◆ Task requirements
Pictures do not belong in the copy. Return all of the entries exactly.

◆ Records shown
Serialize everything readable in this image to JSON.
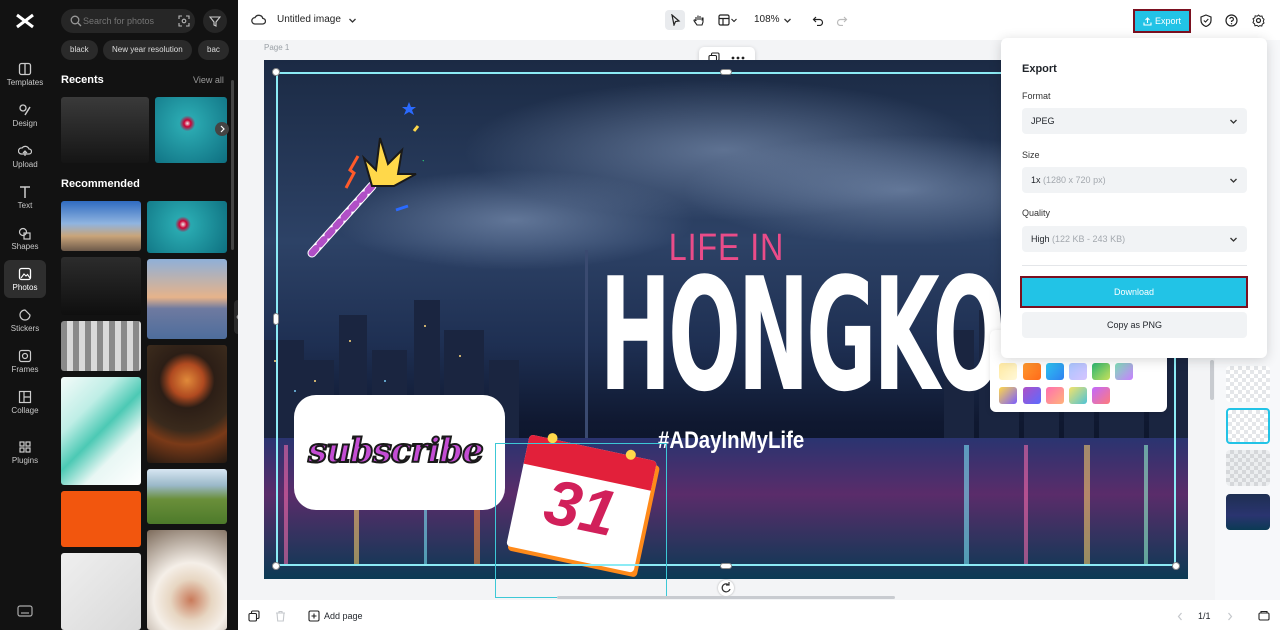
{
  "sidebar": {
    "items": [
      {
        "label": "Templates",
        "icon": "templates-icon"
      },
      {
        "label": "Design",
        "icon": "design-icon"
      },
      {
        "label": "Upload",
        "icon": "upload-icon"
      },
      {
        "label": "Text",
        "icon": "text-icon"
      },
      {
        "label": "Shapes",
        "icon": "shapes-icon"
      },
      {
        "label": "Photos",
        "icon": "photos-icon",
        "active": true
      },
      {
        "label": "Stickers",
        "icon": "stickers-icon"
      },
      {
        "label": "Frames",
        "icon": "frames-icon"
      },
      {
        "label": "Collage",
        "icon": "collage-icon"
      },
      {
        "label": "Plugins",
        "icon": "plugins-icon"
      }
    ]
  },
  "photos_panel": {
    "search_placeholder": "Search for photos",
    "tags": [
      "black",
      "New year resolution",
      "bac"
    ],
    "recents_title": "Recents",
    "view_all": "View all",
    "recommended_title": "Recommended"
  },
  "topbar": {
    "doc_title": "Untitled image",
    "zoom": "108%",
    "export_label": "Export"
  },
  "canvas": {
    "page_label": "Page 1",
    "headline_small": "LIFE IN",
    "headline_big": "HONGKONG",
    "hashtag": "#ADayInMyLife",
    "subscribe": "subscribe",
    "calendar_day": "31"
  },
  "export_panel": {
    "title": "Export",
    "format_label": "Format",
    "format_value": "JPEG",
    "size_label": "Size",
    "size_value": "1x",
    "size_detail": "(1280 x 720 px)",
    "quality_label": "Quality",
    "quality_value": "High",
    "quality_detail": "(122 KB - 243 KB)",
    "download_label": "Download",
    "copy_label": "Copy as PNG"
  },
  "bottombar": {
    "add_page": "Add page",
    "page_counter": "1/1"
  },
  "colors": {
    "accent": "#22c3e6",
    "highlight_border": "#7b1020",
    "pink": "#ea4c89",
    "rail_bg": "#121212"
  }
}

◆ Response to the task
Serialize everything readable in this image to JSON.
{
  "sidebar": {
    "items": [
      {
        "label": "Templates",
        "icon": "templates-icon"
      },
      {
        "label": "Design",
        "icon": "design-icon"
      },
      {
        "label": "Upload",
        "icon": "upload-icon"
      },
      {
        "label": "Text",
        "icon": "text-icon"
      },
      {
        "label": "Shapes",
        "icon": "shapes-icon"
      },
      {
        "label": "Photos",
        "icon": "photos-icon",
        "active": true
      },
      {
        "label": "Stickers",
        "icon": "stickers-icon"
      },
      {
        "label": "Frames",
        "icon": "frames-icon"
      },
      {
        "label": "Collage",
        "icon": "collage-icon"
      },
      {
        "label": "Plugins",
        "icon": "plugins-icon"
      }
    ]
  },
  "photos_panel": {
    "search_placeholder": "Search for photos",
    "tags": [
      "black",
      "New year resolution",
      "bac"
    ],
    "recents_title": "Recents",
    "view_all": "View all",
    "recommended_title": "Recommended"
  },
  "topbar": {
    "doc_title": "Untitled image",
    "zoom": "108%",
    "export_label": "Export"
  },
  "canvas": {
    "page_label": "Page 1",
    "headline_small": "LIFE IN",
    "headline_big": "HONGKONG",
    "hashtag": "#ADayInMyLife",
    "subscribe": "subscribe",
    "calendar_day": "31"
  },
  "export_panel": {
    "title": "Export",
    "format_label": "Format",
    "format_value": "JPEG",
    "size_label": "Size",
    "size_value": "1x",
    "size_detail": "(1280 x 720 px)",
    "quality_label": "Quality",
    "quality_value": "High",
    "quality_detail": "(122 KB - 243 KB)",
    "download_label": "Download",
    "copy_label": "Copy as PNG"
  },
  "bottombar": {
    "add_page": "Add page",
    "page_counter": "1/1"
  },
  "colors": {
    "accent": "#22c3e6",
    "highlight_border": "#7b1020",
    "pink": "#ea4c89",
    "rail_bg": "#121212"
  }
}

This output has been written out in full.